**WRITTEN EXERCISE**
Among the lines below, list those containing the string "Utilization".

**RECORD EXTRACTS**
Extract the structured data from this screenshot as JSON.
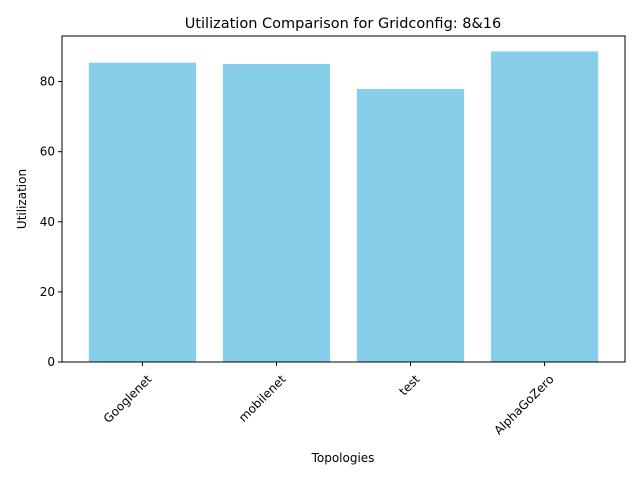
{
  "chart_data": {
    "type": "bar",
    "title": "Utilization Comparison for Gridconfig: 8&16",
    "xlabel": "Topologies",
    "ylabel": "Utilization",
    "categories": [
      "Googlenet",
      "mobilenet",
      "test",
      "AlphaGoZero"
    ],
    "values": [
      85.4,
      85.0,
      77.9,
      88.6
    ],
    "ylim": [
      0,
      93
    ],
    "yticks": [
      0,
      20,
      40,
      60,
      80
    ],
    "bar_color": "#87ceeb",
    "grid": false,
    "legend": "none"
  }
}
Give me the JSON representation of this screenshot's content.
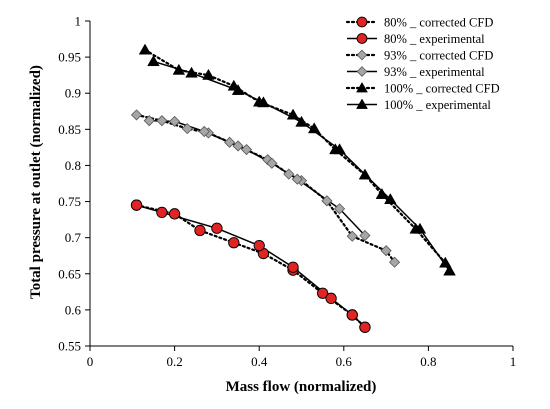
{
  "chart_data": {
    "type": "line",
    "title": "",
    "xlabel": "Mass flow (normalized)",
    "ylabel": "Total pressure at outlet (normalized)",
    "xlim": [
      0,
      1
    ],
    "ylim": [
      0.55,
      1
    ],
    "x_ticks": [
      "0",
      "0.2",
      "0.4",
      "0.6",
      "0.8",
      "1"
    ],
    "y_ticks": [
      "0.55",
      "0.6",
      "0.65",
      "0.7",
      "0.75",
      "0.8",
      "0.85",
      "0.9",
      "0.95",
      "1"
    ],
    "grid": false,
    "legend_position": "top-right",
    "series": [
      {
        "name": "80% _ corrected CFD",
        "line_style": "dotted",
        "marker": "circle",
        "color": "#e02424",
        "x": [
          0.11,
          0.2,
          0.26,
          0.34,
          0.41,
          0.48,
          0.55,
          0.62,
          0.65
        ],
        "y": [
          0.745,
          0.733,
          0.71,
          0.693,
          0.678,
          0.655,
          0.623,
          0.593,
          0.576
        ]
      },
      {
        "name": "80% _ experimental",
        "line_style": "solid",
        "marker": "circle",
        "color": "#e02424",
        "x": [
          0.11,
          0.17,
          0.3,
          0.4,
          0.48,
          0.57,
          0.62,
          0.65
        ],
        "y": [
          0.745,
          0.735,
          0.713,
          0.689,
          0.659,
          0.616,
          0.593,
          0.576
        ]
      },
      {
        "name": "93% _ corrected CFD",
        "line_style": "dotted",
        "marker": "diamond",
        "color": "#a6a6a6",
        "x": [
          0.11,
          0.17,
          0.23,
          0.28,
          0.35,
          0.42,
          0.47,
          0.5,
          0.56,
          0.62,
          0.7,
          0.72
        ],
        "y": [
          0.87,
          0.862,
          0.851,
          0.845,
          0.827,
          0.808,
          0.788,
          0.779,
          0.751,
          0.702,
          0.682,
          0.666
        ]
      },
      {
        "name": "93% _ experimental",
        "line_style": "solid",
        "marker": "diamond",
        "color": "#a6a6a6",
        "x": [
          0.14,
          0.2,
          0.27,
          0.33,
          0.37,
          0.43,
          0.49,
          0.59,
          0.65
        ],
        "y": [
          0.862,
          0.861,
          0.847,
          0.832,
          0.822,
          0.803,
          0.781,
          0.74,
          0.703
        ]
      },
      {
        "name": "100% _ corrected CFD",
        "line_style": "dotted",
        "marker": "triangle",
        "color": "#000000",
        "x": [
          0.13,
          0.21,
          0.28,
          0.34,
          0.4,
          0.48,
          0.53,
          0.58,
          0.65,
          0.69,
          0.77,
          0.84,
          0.85
        ],
        "y": [
          0.96,
          0.932,
          0.925,
          0.91,
          0.888,
          0.87,
          0.851,
          0.822,
          0.787,
          0.76,
          0.712,
          0.665,
          0.654
        ]
      },
      {
        "name": "100% _ experimental",
        "line_style": "solid",
        "marker": "triangle",
        "color": "#000000",
        "x": [
          0.15,
          0.24,
          0.35,
          0.41,
          0.5,
          0.59,
          0.71,
          0.78,
          0.85
        ],
        "y": [
          0.944,
          0.928,
          0.904,
          0.887,
          0.86,
          0.822,
          0.753,
          0.712,
          0.654
        ]
      }
    ]
  }
}
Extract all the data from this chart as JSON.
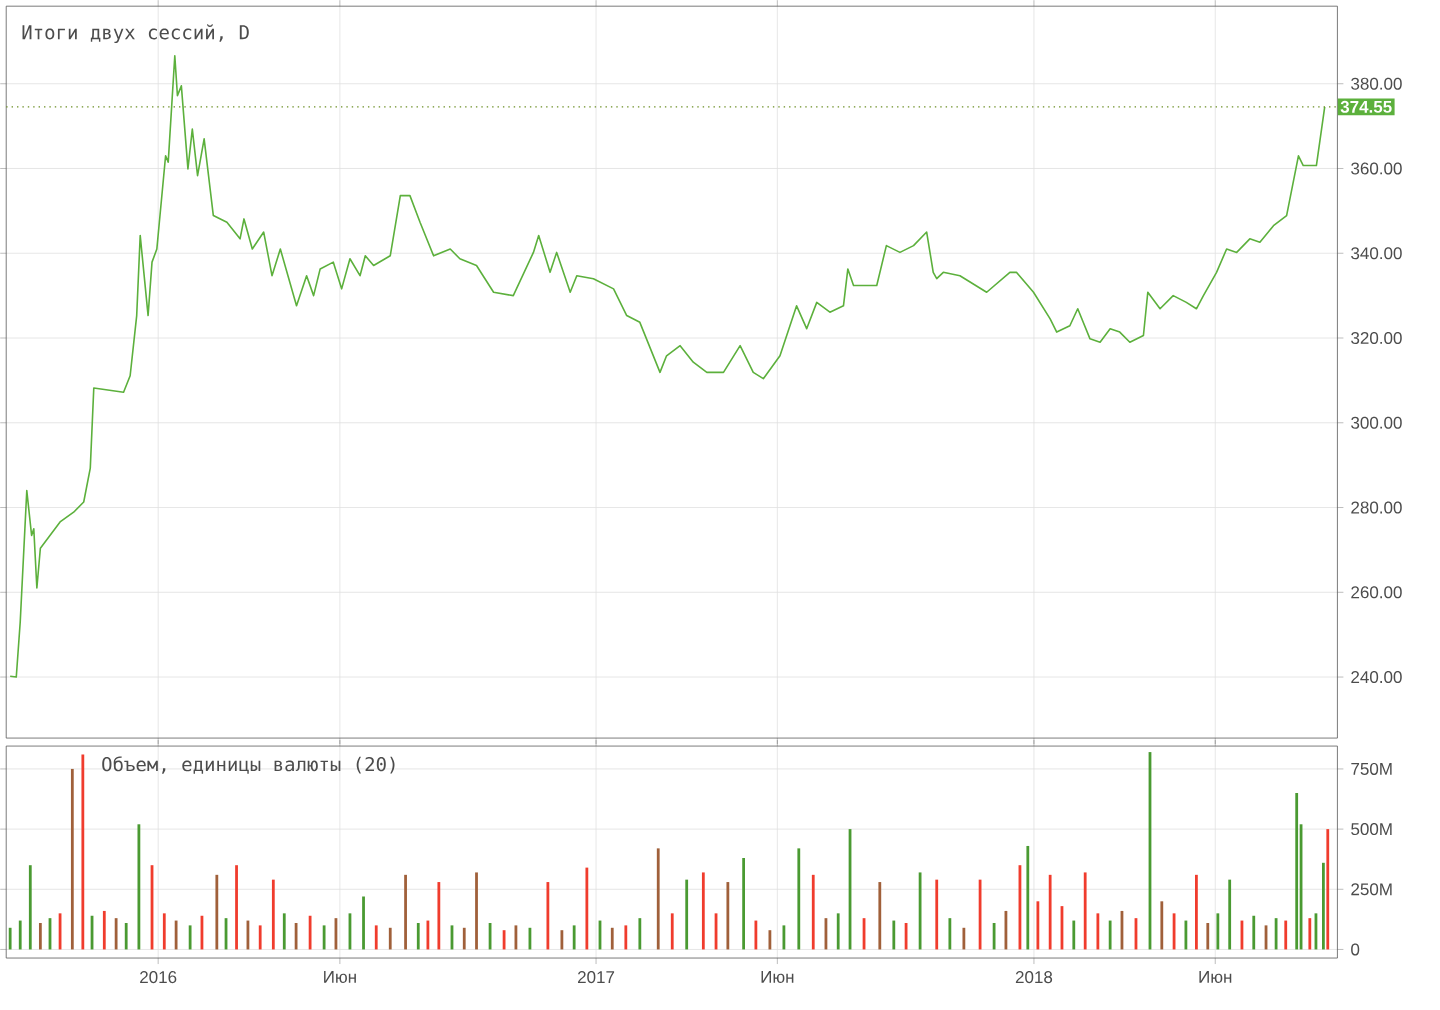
{
  "chart_data": [
    {
      "type": "line",
      "title": "Итоги двух сессий, D",
      "color": "#5cb03c",
      "line_style": "solid",
      "grid": true,
      "tick_labels": "y",
      "x": [
        2015.662,
        2015.676,
        2015.685,
        2015.7,
        2015.711,
        2015.716,
        2015.723,
        2015.731,
        2015.776,
        2015.807,
        2015.83,
        2015.845,
        2015.853,
        2015.921,
        2015.936,
        2015.951,
        2015.959,
        2015.977,
        2015.986,
        2015.997,
        2016.017,
        2016.023,
        2016.038,
        2016.044,
        2016.053,
        2016.068,
        2016.078,
        2016.09,
        2016.105,
        2016.126,
        2016.157,
        2016.187,
        2016.196,
        2016.215,
        2016.241,
        2016.26,
        2016.279,
        2016.316,
        2016.339,
        2016.355,
        2016.37,
        2016.4,
        2016.419,
        2016.438,
        2016.461,
        2016.473,
        2016.492,
        2016.53,
        2016.553,
        2016.575,
        2016.598,
        2016.629,
        2016.667,
        2016.689,
        2016.727,
        2016.766,
        2016.811,
        2016.857,
        2016.869,
        2016.895,
        2016.91,
        2016.941,
        2016.956,
        2016.994,
        2017.04,
        2017.07,
        2017.1,
        2017.146,
        2017.161,
        2017.192,
        2017.222,
        2017.253,
        2017.291,
        2017.329,
        2017.359,
        2017.382,
        2017.42,
        2017.458,
        2017.481,
        2017.504,
        2017.534,
        2017.565,
        2017.575,
        2017.588,
        2017.641,
        2017.663,
        2017.694,
        2017.725,
        2017.755,
        2017.77,
        2017.778,
        2017.793,
        2017.831,
        2017.892,
        2017.945,
        2017.96,
        2017.999,
        2018.037,
        2018.052,
        2018.082,
        2018.1,
        2018.128,
        2018.151,
        2018.174,
        2018.196,
        2018.219,
        2018.25,
        2018.26,
        2018.288,
        2018.318,
        2018.348,
        2018.371,
        2018.387,
        2018.417,
        2018.44,
        2018.463,
        2018.493,
        2018.516,
        2018.547,
        2018.577,
        2018.604,
        2018.615,
        2018.645,
        2018.664
      ],
      "values": [
        240.2,
        240,
        253,
        284,
        273.4,
        275,
        261,
        270.4,
        276.6,
        278.9,
        281.3,
        289.3,
        308.2,
        307.2,
        311.1,
        325.3,
        344.2,
        325.3,
        337.9,
        341,
        363,
        361.5,
        386.6,
        377.2,
        379.5,
        359.9,
        369.3,
        358.3,
        367,
        348.9,
        347.3,
        343.4,
        348.1,
        341,
        345,
        334.7,
        341,
        327.6,
        334.7,
        330,
        336.3,
        337.9,
        331.6,
        338.7,
        334.7,
        339.4,
        337.1,
        339.4,
        353.6,
        353.6,
        347.3,
        339.4,
        341,
        338.7,
        337.1,
        330.8,
        330,
        340.2,
        344.2,
        335.5,
        340.2,
        330.8,
        334.7,
        334,
        331.6,
        325.3,
        323.7,
        311.9,
        315.8,
        318.2,
        314.3,
        311.9,
        311.9,
        318.2,
        311.9,
        310.4,
        315.8,
        327.6,
        322.2,
        328.4,
        326.1,
        327.6,
        336.3,
        332.4,
        332.4,
        341.8,
        340.2,
        341.8,
        345,
        335.5,
        334,
        335.5,
        334.7,
        330.8,
        335.5,
        335.5,
        330.8,
        324.5,
        321.4,
        322.9,
        326.9,
        319.8,
        319,
        322.2,
        321.4,
        319,
        320.6,
        330.8,
        326.9,
        330,
        328.4,
        326.9,
        330,
        335.5,
        341,
        340.2,
        343.4,
        342.6,
        346.5,
        348.9,
        363,
        360.7,
        360.7,
        374.55
      ],
      "xlim": [
        2015.653,
        2018.693
      ],
      "ylim": [
        225.6,
        398.3
      ],
      "xticks": [
        {
          "value": 2016,
          "label": null
        },
        {
          "value": 2016.415,
          "label": null
        },
        {
          "value": 2017,
          "label": null
        },
        {
          "value": 2017.414,
          "label": null
        },
        {
          "value": 2018,
          "label": null
        },
        {
          "value": 2018.414,
          "label": null
        }
      ],
      "yticks": [
        {
          "value": 240,
          "label": "240.00"
        },
        {
          "value": 260,
          "label": "260.00"
        },
        {
          "value": 280,
          "label": "280.00"
        },
        {
          "value": 300,
          "label": "300.00"
        },
        {
          "value": 320,
          "label": "320.00"
        },
        {
          "value": 340,
          "label": "340.00"
        },
        {
          "value": 360,
          "label": "360.00"
        },
        {
          "value": 380,
          "label": "380.00"
        }
      ],
      "ref_lines": [
        {
          "axis": "y",
          "value": 374.55,
          "label": "374.55",
          "color": "#6b8e23",
          "line_style": "dotted"
        }
      ]
    },
    {
      "type": "bar",
      "title": "Объем, единицы валюты (20)",
      "grid": true,
      "x": [
        2015.662,
        2015.685,
        2015.708,
        2015.731,
        2015.753,
        2015.776,
        2015.804,
        2015.828,
        2015.849,
        2015.877,
        2015.904,
        2015.927,
        2015.956,
        2015.986,
        2016.014,
        2016.041,
        2016.073,
        2016.1,
        2016.134,
        2016.155,
        2016.179,
        2016.205,
        2016.233,
        2016.263,
        2016.288,
        2016.315,
        2016.347,
        2016.379,
        2016.406,
        2016.438,
        2016.469,
        2016.498,
        2016.53,
        2016.565,
        2016.594,
        2016.616,
        2016.641,
        2016.671,
        2016.699,
        2016.727,
        2016.758,
        2016.79,
        2016.817,
        2016.849,
        2016.89,
        2016.922,
        2016.95,
        2016.979,
        2017.009,
        2017.037,
        2017.068,
        2017.1,
        2017.142,
        2017.174,
        2017.207,
        2017.245,
        2017.274,
        2017.301,
        2017.337,
        2017.365,
        2017.397,
        2017.429,
        2017.463,
        2017.496,
        2017.525,
        2017.553,
        2017.58,
        2017.612,
        2017.648,
        2017.68,
        2017.708,
        2017.74,
        2017.778,
        2017.808,
        2017.84,
        2017.877,
        2017.909,
        2017.936,
        2017.968,
        2017.986,
        2018.009,
        2018.037,
        2018.064,
        2018.091,
        2018.117,
        2018.146,
        2018.174,
        2018.201,
        2018.233,
        2018.265,
        2018.292,
        2018.32,
        2018.347,
        2018.371,
        2018.397,
        2018.42,
        2018.447,
        2018.475,
        2018.502,
        2018.53,
        2018.553,
        2018.575,
        2018.6,
        2018.61,
        2018.63,
        2018.644,
        2018.661,
        2018.671
      ],
      "values": [
        90,
        120,
        350,
        110,
        130,
        150,
        750,
        810,
        140,
        160,
        130,
        110,
        520,
        350,
        150,
        120,
        100,
        140,
        310,
        130,
        350,
        120,
        100,
        290,
        150,
        110,
        140,
        100,
        130,
        150,
        220,
        100,
        90,
        310,
        110,
        120,
        280,
        100,
        90,
        320,
        110,
        80,
        100,
        90,
        280,
        80,
        100,
        340,
        120,
        90,
        100,
        130,
        420,
        150,
        290,
        320,
        150,
        280,
        380,
        120,
        80,
        100,
        420,
        310,
        130,
        150,
        500,
        130,
        280,
        120,
        110,
        320,
        290,
        130,
        90,
        290,
        110,
        160,
        350,
        430,
        200,
        310,
        180,
        120,
        320,
        150,
        120,
        160,
        130,
        820,
        200,
        150,
        120,
        310,
        110,
        150,
        290,
        120,
        140,
        100,
        130,
        120,
        650,
        520,
        130,
        150,
        360,
        500
      ],
      "colors": [
        "#4a9a32",
        "#4a9a32",
        "#4a9a32",
        "#a0603a",
        "#4a9a32",
        "#f03c2d",
        "#a0603a",
        "#f03c2d",
        "#4a9a32",
        "#f03c2d",
        "#a0603a",
        "#4a9a32",
        "#4a9a32",
        "#f03c2d",
        "#f03c2d",
        "#a0603a",
        "#4a9a32",
        "#f03c2d",
        "#a0603a",
        "#4a9a32",
        "#f03c2d",
        "#a0603a",
        "#f03c2d",
        "#f03c2d",
        "#4a9a32",
        "#a0603a",
        "#f03c2d",
        "#4a9a32",
        "#a0603a",
        "#4a9a32",
        "#4a9a32",
        "#f03c2d",
        "#a0603a",
        "#a0603a",
        "#4a9a32",
        "#f03c2d",
        "#f03c2d",
        "#4a9a32",
        "#a0603a",
        "#a0603a",
        "#4a9a32",
        "#f03c2d",
        "#a0603a",
        "#4a9a32",
        "#f03c2d",
        "#a0603a",
        "#4a9a32",
        "#f03c2d",
        "#4a9a32",
        "#a0603a",
        "#f03c2d",
        "#4a9a32",
        "#a0603a",
        "#f03c2d",
        "#4a9a32",
        "#f03c2d",
        "#f03c2d",
        "#a0603a",
        "#4a9a32",
        "#f03c2d",
        "#a0603a",
        "#4a9a32",
        "#4a9a32",
        "#f03c2d",
        "#a0603a",
        "#4a9a32",
        "#4a9a32",
        "#f03c2d",
        "#a0603a",
        "#4a9a32",
        "#f03c2d",
        "#4a9a32",
        "#f03c2d",
        "#4a9a32",
        "#a0603a",
        "#f03c2d",
        "#4a9a32",
        "#a0603a",
        "#f03c2d",
        "#4a9a32",
        "#f03c2d",
        "#f03c2d",
        "#f03c2d",
        "#4a9a32",
        "#f03c2d",
        "#f03c2d",
        "#4a9a32",
        "#a0603a",
        "#f03c2d",
        "#4a9a32",
        "#a0603a",
        "#f03c2d",
        "#4a9a32",
        "#f03c2d",
        "#a0603a",
        "#4a9a32",
        "#4a9a32",
        "#f03c2d",
        "#4a9a32",
        "#a0603a",
        "#4a9a32",
        "#f03c2d",
        "#4a9a32",
        "#4a9a32",
        "#f03c2d",
        "#4a9a32",
        "#4a9a32",
        "#f03c2d"
      ],
      "xlim": [
        2015.653,
        2018.693
      ],
      "ylim": [
        -35.7,
        845
      ],
      "xticks": [
        {
          "value": 2016,
          "label": "2016"
        },
        {
          "value": 2016.415,
          "label": "Июн"
        },
        {
          "value": 2017,
          "label": "2017"
        },
        {
          "value": 2017.414,
          "label": "Июн"
        },
        {
          "value": 2018,
          "label": "2018"
        },
        {
          "value": 2018.414,
          "label": "Июн"
        }
      ],
      "yticks": [
        0,
        {
          "value": 250,
          "label": "250M"
        },
        {
          "value": 500,
          "label": "500M"
        },
        {
          "value": 750,
          "label": "750M"
        }
      ]
    }
  ]
}
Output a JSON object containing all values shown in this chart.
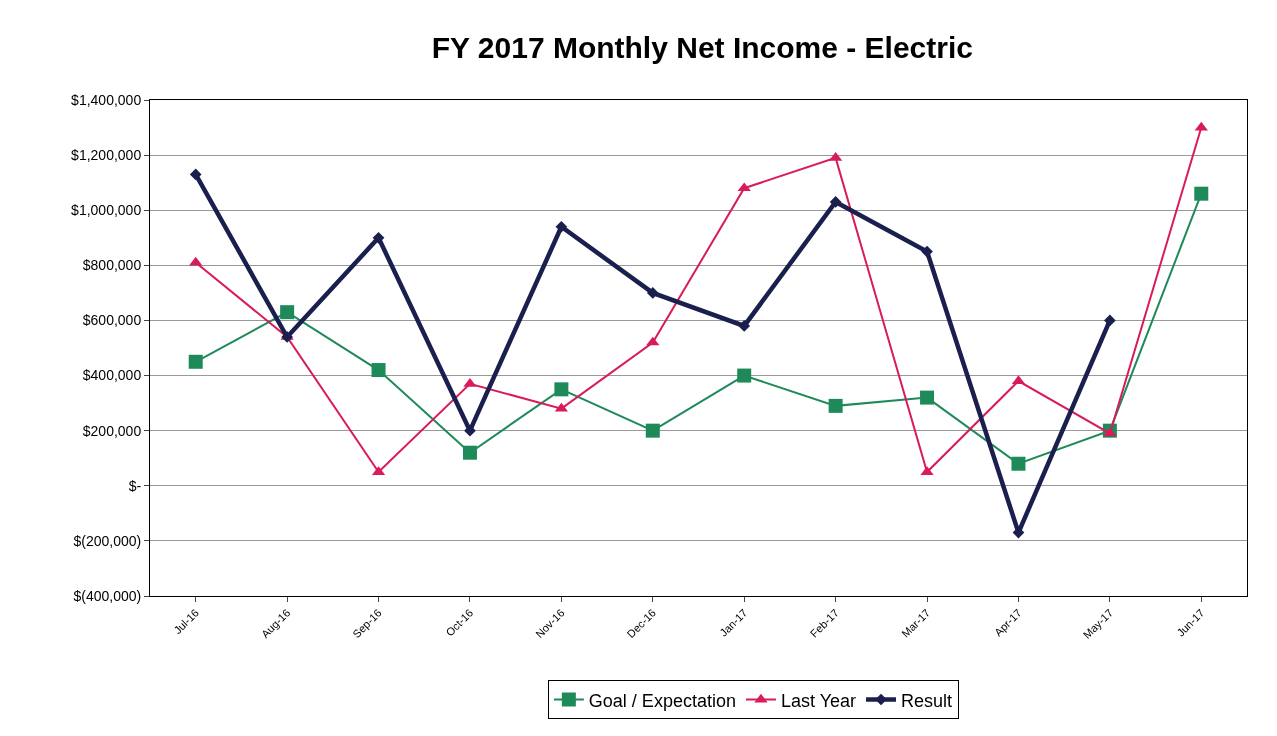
{
  "chart_data": {
    "type": "line",
    "title": "FY 2017 Monthly Net Income - Electric",
    "categories": [
      "Jul-16",
      "Aug-16",
      "Sep-16",
      "Oct-16",
      "Nov-16",
      "Dec-16",
      "Jan-17",
      "Feb-17",
      "Mar-17",
      "Apr-17",
      "May-17",
      "Jun-17"
    ],
    "series": [
      {
        "name": "Goal / Expectation",
        "color": "#1e8a5a",
        "marker": "square",
        "values": [
          450000,
          630000,
          420000,
          120000,
          350000,
          200000,
          400000,
          290000,
          320000,
          80000,
          200000,
          1060000
        ]
      },
      {
        "name": "Last Year",
        "color": "#d81b5a",
        "marker": "triangle",
        "values": [
          810000,
          540000,
          50000,
          370000,
          280000,
          520000,
          1080000,
          1190000,
          50000,
          380000,
          190000,
          1300000
        ]
      },
      {
        "name": "Result",
        "color": "#1a1f4e",
        "marker": "diamond",
        "values": [
          1130000,
          540000,
          900000,
          200000,
          940000,
          700000,
          580000,
          1030000,
          850000,
          -170000,
          600000,
          null
        ]
      }
    ],
    "ylim": [
      -400000,
      1400000
    ],
    "yticks": [
      {
        "value": -400000,
        "label": "$(400,000)"
      },
      {
        "value": -200000,
        "label": "$(200,000)"
      },
      {
        "value": 0,
        "label": "$-"
      },
      {
        "value": 200000,
        "label": "$200,000"
      },
      {
        "value": 400000,
        "label": "$400,000"
      },
      {
        "value": 600000,
        "label": "$600,000"
      },
      {
        "value": 800000,
        "label": "$800,000"
      },
      {
        "value": 1000000,
        "label": "$1,000,000"
      },
      {
        "value": 1200000,
        "label": "$1,200,000"
      },
      {
        "value": 1400000,
        "label": "$1,400,000"
      }
    ],
    "grid": "y",
    "legend": "bottom"
  }
}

**ANSWER FOR THIS EXERCISE**
    "title": "Utilization Comparison for Gridconfig: 8&16",
    "ylabel": "Utilization",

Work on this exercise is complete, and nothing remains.